[Dataset items]
################

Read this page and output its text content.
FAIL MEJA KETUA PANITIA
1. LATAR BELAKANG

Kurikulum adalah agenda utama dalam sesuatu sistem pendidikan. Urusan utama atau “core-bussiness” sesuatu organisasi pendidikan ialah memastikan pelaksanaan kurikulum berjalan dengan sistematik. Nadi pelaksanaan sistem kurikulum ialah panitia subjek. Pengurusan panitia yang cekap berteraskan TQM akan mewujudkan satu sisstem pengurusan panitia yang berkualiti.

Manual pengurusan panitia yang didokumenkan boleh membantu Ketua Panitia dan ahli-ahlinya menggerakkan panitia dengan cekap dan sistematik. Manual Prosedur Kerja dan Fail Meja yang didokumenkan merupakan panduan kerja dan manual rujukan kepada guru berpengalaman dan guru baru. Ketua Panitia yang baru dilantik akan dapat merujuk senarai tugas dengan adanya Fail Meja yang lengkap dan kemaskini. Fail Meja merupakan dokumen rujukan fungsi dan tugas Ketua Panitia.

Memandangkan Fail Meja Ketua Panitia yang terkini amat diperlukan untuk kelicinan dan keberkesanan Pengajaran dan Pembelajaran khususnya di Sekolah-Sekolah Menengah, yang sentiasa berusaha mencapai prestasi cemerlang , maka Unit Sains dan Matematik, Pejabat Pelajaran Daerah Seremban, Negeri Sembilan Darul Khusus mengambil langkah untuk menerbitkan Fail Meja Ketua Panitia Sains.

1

################

Given instruction:
From the preceding material, extract every line exactly.

Full response:
Read this page and output its text content.
FAIL MEJA KETUA PANITIA
1. LATAR BELAKANG

Kurikulum adalah agenda utama dalam sesuatu sistem pendidikan. Urusan utama atau “core-bussiness” sesuatu organisasi pendidikan ialah memastikan pelaksanaan kurikulum berjalan dengan sistematik. Nadi pelaksanaan sistem kurikulum ialah panitia subjek. Pengurusan panitia yang cekap berteraskan TQM akan mewujudkan satu sisstem pengurusan panitia yang berkualiti.

Manual pengurusan panitia yang didokumenkan boleh membantu Ketua Panitia dan ahli-ahlinya menggerakkan panitia dengan cekap dan sistematik. Manual Prosedur Kerja dan Fail Meja yang didokumenkan merupakan panduan kerja dan manual rujukan kepada guru berpengalaman dan guru baru. Ketua Panitia yang baru dilantik akan dapat merujuk senarai tugas dengan adanya Fail Meja yang lengkap dan kemaskini. Fail Meja merupakan dokumen rujukan fungsi dan tugas Ketua Panitia.

Memandangkan Fail Meja Ketua Panitia yang terkini amat diperlukan untuk kelicinan dan keberkesanan Pengajaran dan Pembelajaran khususnya di Sekolah-Sekolah Menengah, yang sentiasa berusaha mencapai prestasi cemerlang , maka Unit Sains dan Matematik, Pejabat Pelajaran Daerah Seremban, Negeri Sembilan Darul Khusus mengambil langkah untuk menerbitkan Fail Meja Ketua Panitia Sains.

1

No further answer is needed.